## TASK GOAL
From the listing below, select every line where the word "reports" appears.

Data entries
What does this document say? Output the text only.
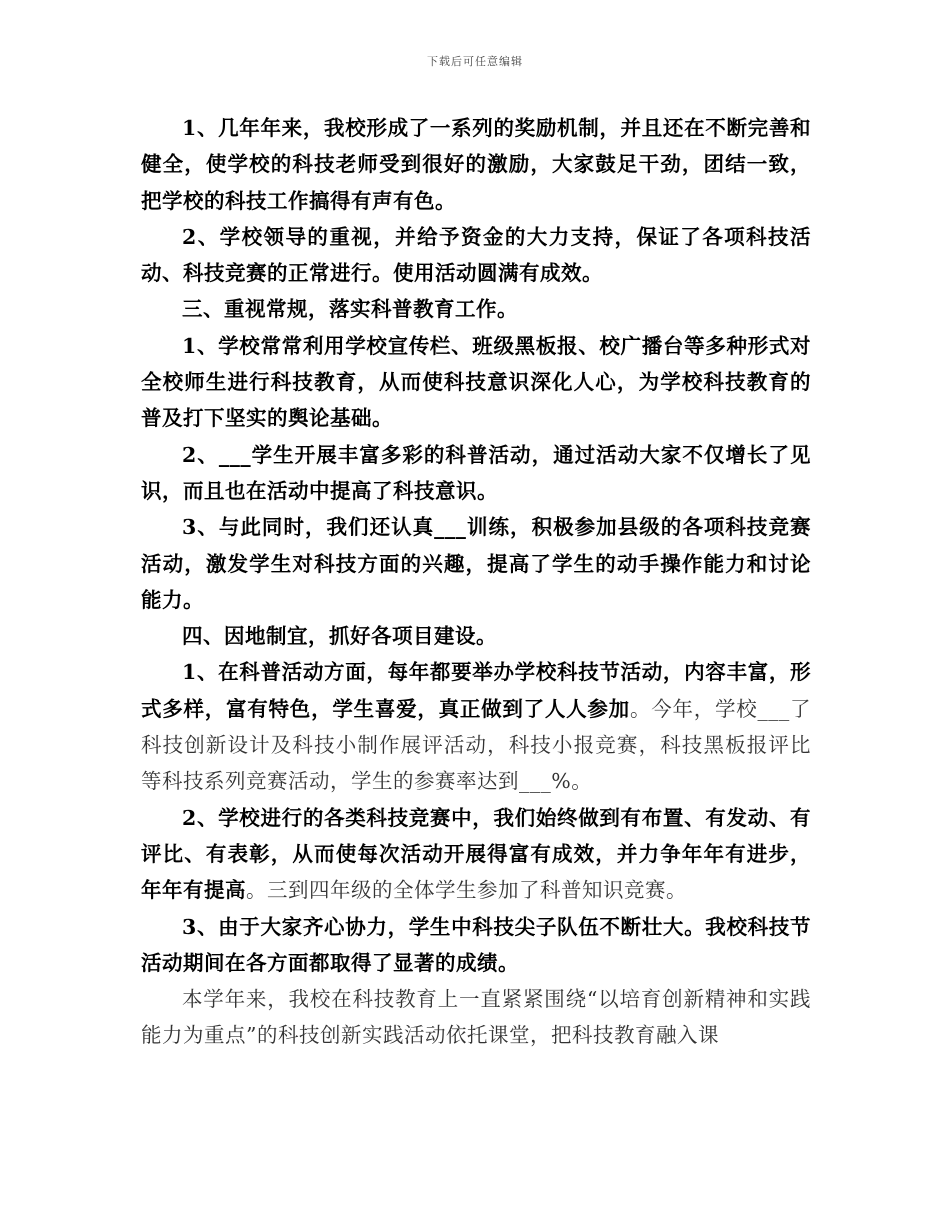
下载后可任意编辑

1、几年年来，我校形成了一系列的奖励机制，并且还在不断完善和健全，使学校的科技老师受到很好的激励，大家鼓足干劲，团结一致，把学校的科技工作搞得有声有色。

2、学校领导的重视，并给予资金的大力支持，保证了各项科技活动、科技竞赛的正常进行。使用活动圆满有成效。

三、重视常规，落实科普教育工作。

1、学校常常利用学校宣传栏、班级黑板报、校广播台等多种形式对全校师生进行科技教育，从而使科技意识深化人心，为学校科技教育的普及打下坚实的舆论基础。

2、___学生开展丰富多彩的科普活动，通过活动大家不仅增长了见识，而且也在活动中提高了科技意识。

3、与此同时，我们还认真___训练，积极参加县级的各项科技竞赛活动，激发学生对科技方面的兴趣，提高了学生的动手操作能力和讨论能力。

四、因地制宜，抓好各项目建设。

1、在科普活动方面，每年都要举办学校科技节活动，内容丰富，形式多样，富有特色，学生喜爱，真正做到了人人参加。今年，学校___了科技创新设计及科技小制作展评活动，科技小报竞赛，科技黑板报评比等科技系列竞赛活动，学生的参赛率达到___%。

2、学校进行的各类科技竞赛中，我们始终做到有布置、有发动、有评比、有表彰，从而使每次活动开展得富有成效，并力争年年有进步，年年有提高。三到四年级的全体学生参加了科普知识竞赛。

3、由于大家齐心协力，学生中科技尖子队伍不断壮大。我校科技节活动期间在各方面都取得了显著的成绩。

本学年来，我校在科技教育上一直紧紧围绕“以培育创新精神和实践能力为重点”的科技创新实践活动依托课堂，把科技教育融入课
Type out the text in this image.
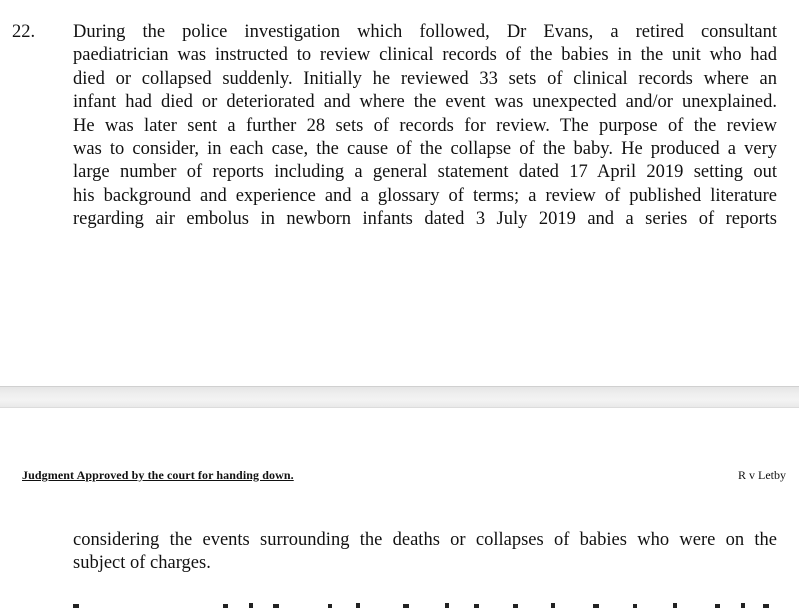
22. During the police investigation which followed, Dr Evans, a retired consultant
paediatrician was instructed to review clinical records of the babies in the unit who had
died or collapsed suddenly. Initially he reviewed 33 sets of clinical records where an
infant had died or deteriorated and where the event was unexpected and/or unexplained.
He was later sent a further 28 sets of records for review. The purpose of the review
was to consider, in each case, the cause of the collapse of the baby. He produced a very
large number of reports including a general statement dated 17 April 2019 setting out
his background and experience and a glossary of terms; a review of published literature
regarding air embolus in newborn infants dated 3 July 2019 and a series of reports
Judgment Approved by the court for handing down.	R v Letby
considering the events surrounding the deaths or collapses of babies who were on the
subject of charges.
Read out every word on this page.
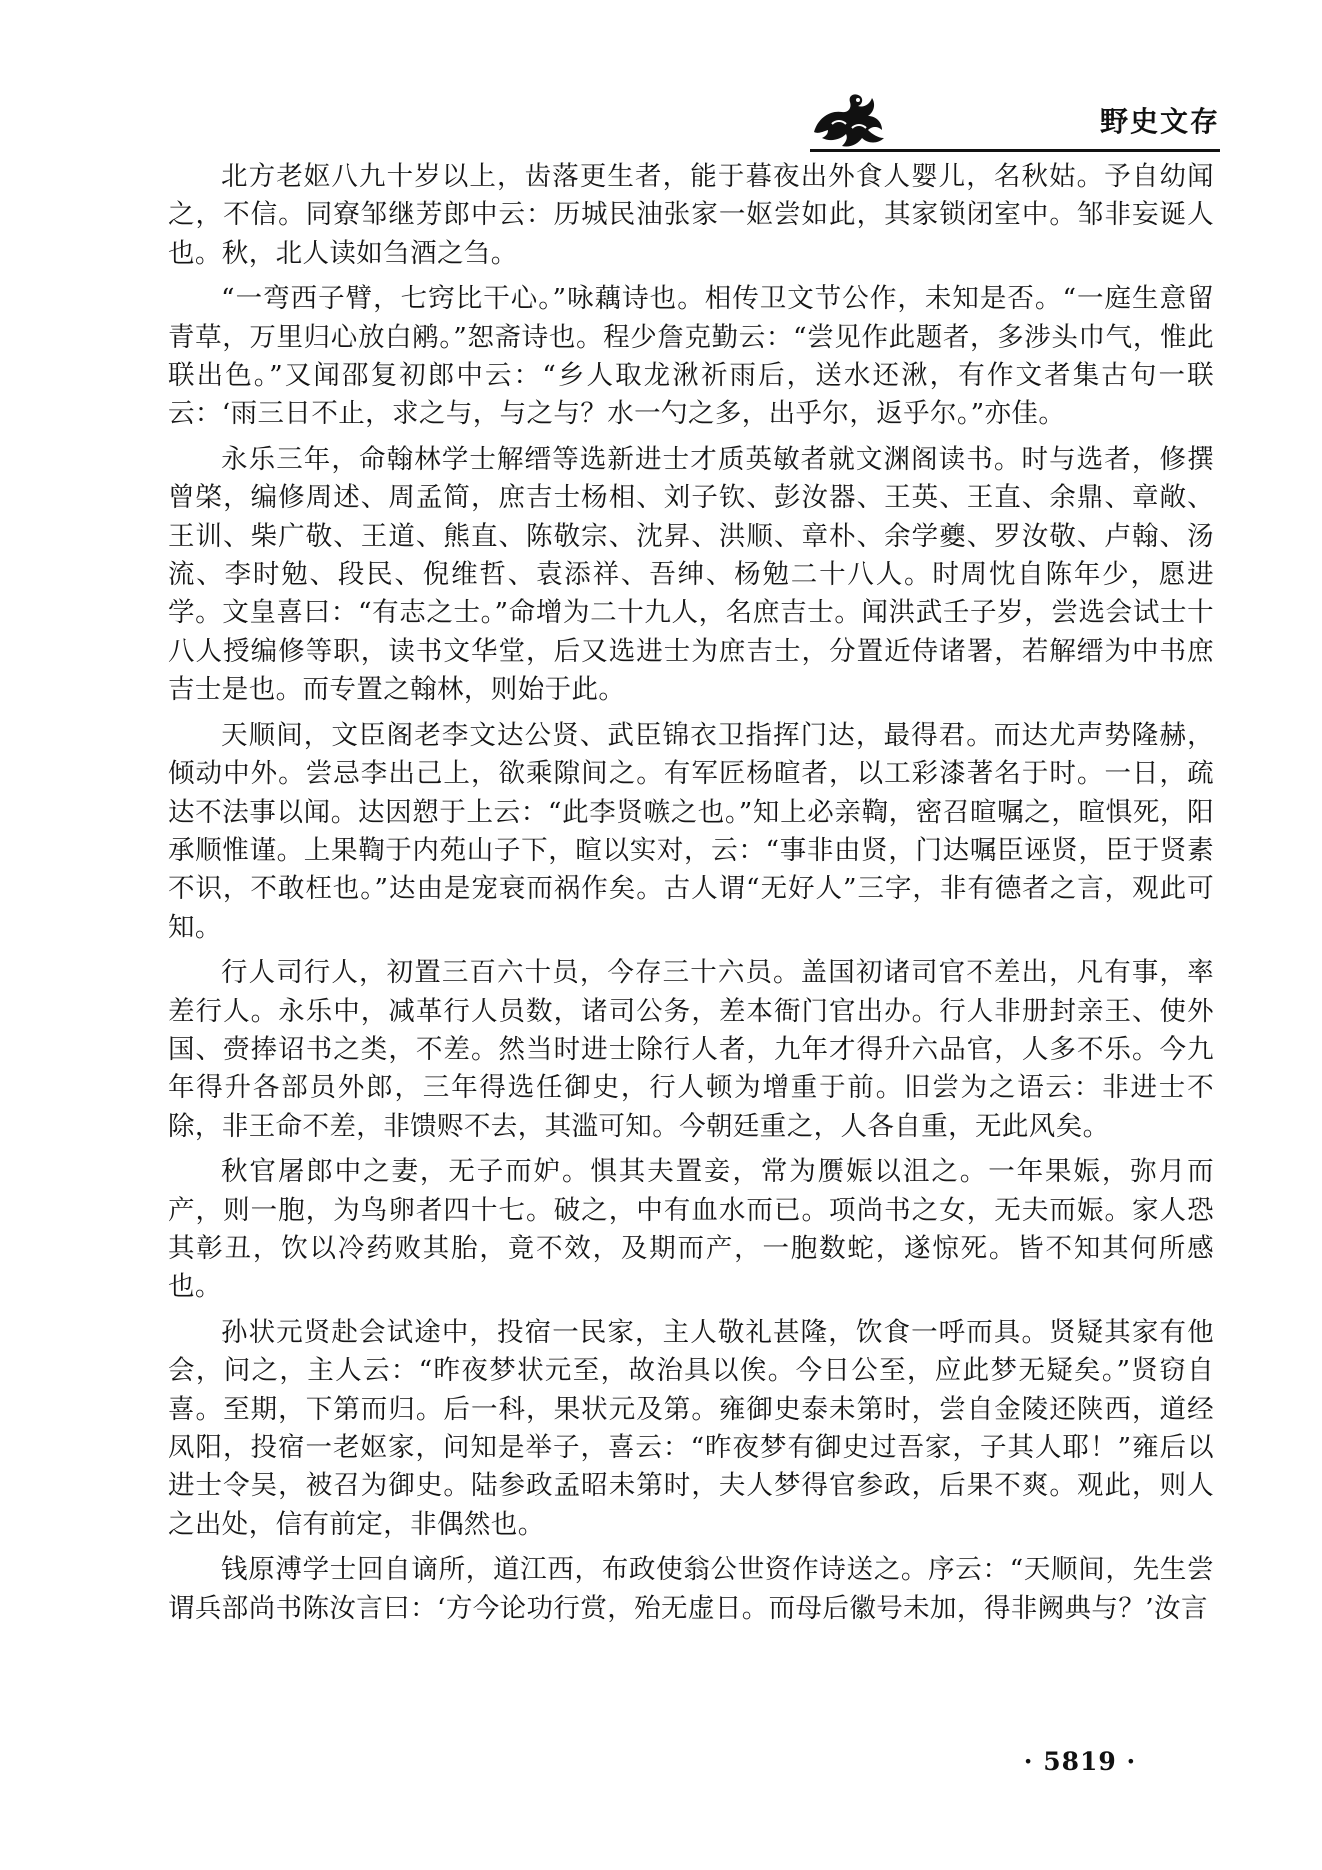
野史文存

北方老妪八九十岁以上，齿落更生者，能于暮夜出外食人婴儿，名秋姑。予自幼闻之，不信。同寮邹继芳郎中云：历城民油张家一妪尝如此，其家锁闭室中。邹非妄诞人也。秋，北人读如刍酒之刍。

“一弯西子臂，七窍比干心。”咏藕诗也。相传卫文节公作，未知是否。“一庭生意留青草，万里归心放白鹇。”恕斋诗也。程少詹克勤云：“尝见作此题者，多涉头巾气，惟此联出色。”又闻邵复初郎中云：“乡人取龙湫祈雨后，送水还湫，有作文者集古句一联云：‘雨三日不止，求之与，与之与？水一勺之多，出乎尔，返乎尔。”亦佳。

永乐三年，命翰林学士解缙等选新进士才质英敏者就文渊阁读书。时与选者，修撰曾棨，编修周述、周孟简，庶吉士杨相、刘子钦、彭汝器、王英、王直、余鼎、章敞、王训、柴广敬、王道、熊直、陈敬宗、沈昇、洪顺、章朴、余学夔、罗汝敬、卢翰、汤流、李时勉、段民、倪维哲、袁添祥、吾绅、杨勉二十八人。时周忱自陈年少，愿进学。文皇喜曰：“有志之士。”命增为二十九人，名庶吉士。闻洪武壬子岁，尝选会试士十八人授编修等职，读书文华堂，后又选进士为庶吉士，分置近侍诸署，若解缙为中书庶吉士是也。而专置之翰林，则始于此。

天顺间，文臣阁老李文达公贤、武臣锦衣卫指挥门达，最得君。而达尤声势隆赫，倾动中外。尝忌李出己上，欲乘隙间之。有军匠杨暄者，以工彩漆著名于时。一日，疏达不法事以闻。达因愬于上云：“此李贤嗾之也。”知上必亲鞫，密召暄嘱之，暄惧死，阳承顺惟谨。上果鞫于内苑山子下，暄以实对，云：“事非由贤，门达嘱臣诬贤，臣于贤素不识，不敢枉也。”达由是宠衰而祸作矣。古人谓“无好人”三字，非有德者之言，观此可知。

行人司行人，初置三百六十员，今存三十六员。盖国初诸司官不差出，凡有事，率差行人。永乐中，减革行人员数，诸司公务，差本衙门官出办。行人非册封亲王、使外国、赍捧诏书之类，不差。然当时进士除行人者，九年才得升六品官，人多不乐。今九年得升各部员外郎，三年得选任御史，行人顿为增重于前。旧尝为之语云：非进士不除，非王命不差，非馈赆不去，其滥可知。今朝廷重之，人各自重，无此风矣。

秋官屠郎中之妻，无子而妒。惧其夫置妾，常为赝娠以沮之。一年果娠，弥月而产，则一胞，为鸟卵者四十七。破之，中有血水而已。项尚书之女，无夫而娠。家人恐其彰丑，饮以冷药败其胎，竟不效，及期而产，一胞数蛇，遂惊死。皆不知其何所感也。

孙状元贤赴会试途中，投宿一民家，主人敬礼甚隆，饮食一呼而具。贤疑其家有他会，问之，主人云：“昨夜梦状元至，故治具以俟。今日公至，应此梦无疑矣。”贤窃自喜。至期，下第而归。后一科，果状元及第。雍御史泰未第时，尝自金陵还陕西，道经凤阳，投宿一老妪家，问知是举子，喜云：“昨夜梦有御史过吾家，子其人耶！”雍后以进士令吴，被召为御史。陆参政孟昭未第时，夫人梦得官参政，后果不爽。观此，则人之出处，信有前定，非偶然也。

钱原溥学士回自谪所，道江西，布政使翁公世资作诗送之。序云：“天顺间，先生尝谓兵部尚书陈汝言曰：‘方今论功行赏，殆无虚日。而母后徽号未加，得非阙典与？’汝言

· 5819 ·
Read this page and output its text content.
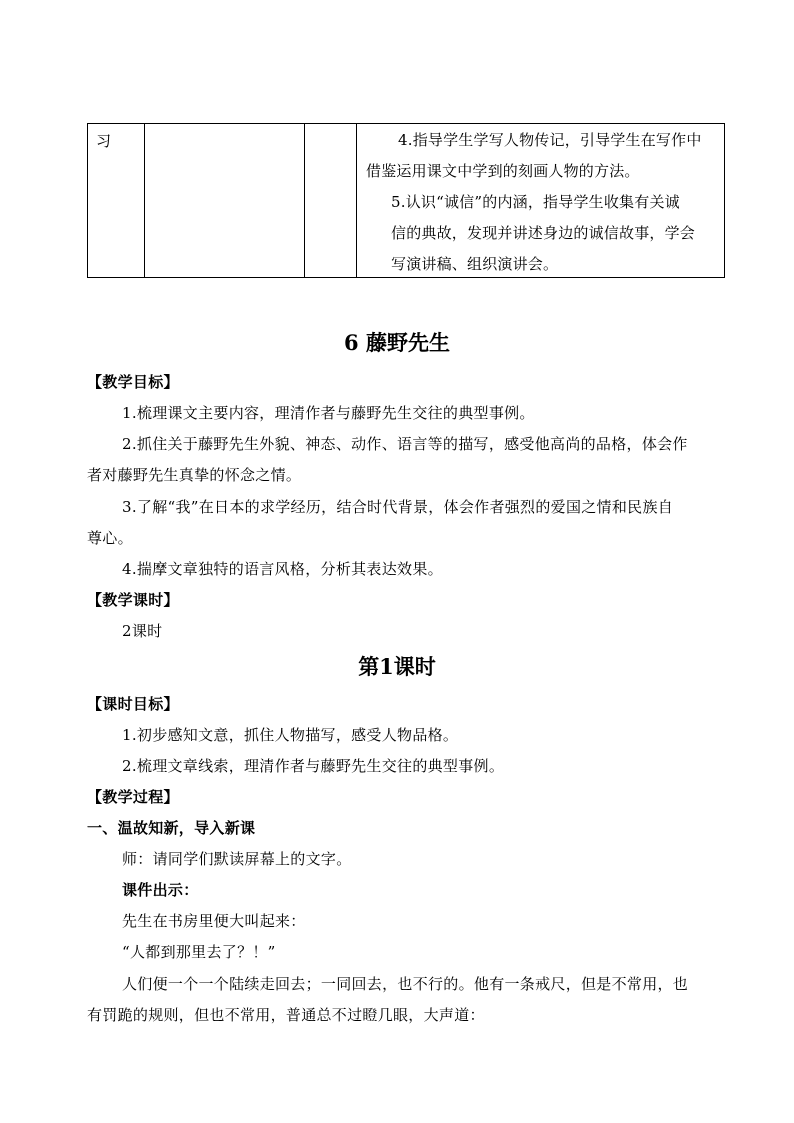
习	4.指导学生学写人物传记，引导学生在写作中

借鉴运用课文中学到的刻画人物的方法。

5.认识“诚信”的内涵，指导学生收集有关诚

信的典故，发现并讲述身边的诚信故事，学会

写演讲稿、组织演讲会。

6 藤野先生
【教学目标】
1.梳理课文主要内容，理清作者与藤野先生交往的典型事例。
2.抓住关于藤野先生外貌、神态、动作、语言等的描写，感受他高尚的品格，体会作
者对藤野先生真挚的怀念之情。
3.了解“我”在日本的求学经历，结合时代背景，体会作者强烈的爱国之情和民族自
尊心。
4.揣摩文章独特的语言风格，分析其表达效果。
【教学课时】
2课时
第1课时
【课时目标】
1.初步感知文意，抓住人物描写，感受人物品格。
2.梳理文章线索，理清作者与藤野先生交往的典型事例。
【教学过程】
一、温故知新，导入新课
师：请同学们默读屏幕上的文字。
课件出示：
先生在书房里便大叫起来：
“人都到那里去了？！”
人们便一个一个陆续走回去；一同回去，也不行的。他有一条戒尺，但是不常用，也
有罚跪的规则，但也不常用，普通总不过瞪几眼，大声道：
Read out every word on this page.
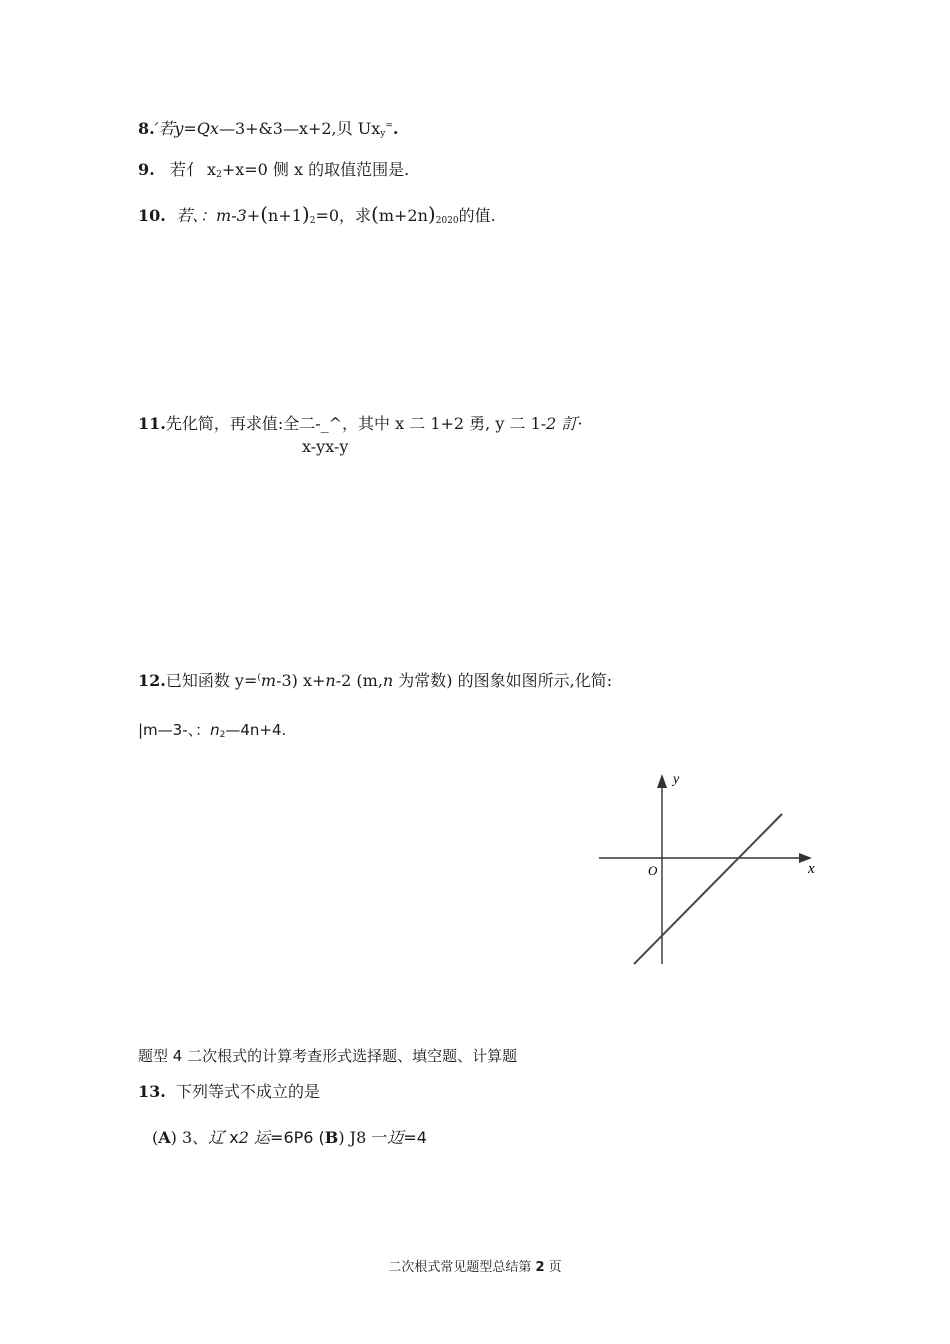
8.′若y=Qx—3+&3—x+2,贝 $Ux_y^=$.
9. 若亻 $x_2+x=0$ 侧 x 的取值范围是.
10. 若、：$m-3+(n+1)_2=0$，求$(m+2n)_{2020}$的值.
11.先化简，再求值:全二-_^，其中 x 二 1+2 勇, y 二 1-2 訂·
x-yx-y
12.已知函数 y=(m-3) x+n-2 (m,n 为常数) 的图象如图所示,化简:
|m—3-、：$n_2—4n+4$.
y
x
O
题型 4 二次根式的计算考查形式选择题、填空题、计算题
13. 下列等式不成立的是
(A) 3、辽 x2 运=6P6 (B) J8 一迈=4
二次根式常见题型总结第 2 页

## COMPLETED TASK
large number of reports including a general statement dated 17 April 2019 setting out
regarding air embolus in newborn infants dated 3 July 2019 and a series of reports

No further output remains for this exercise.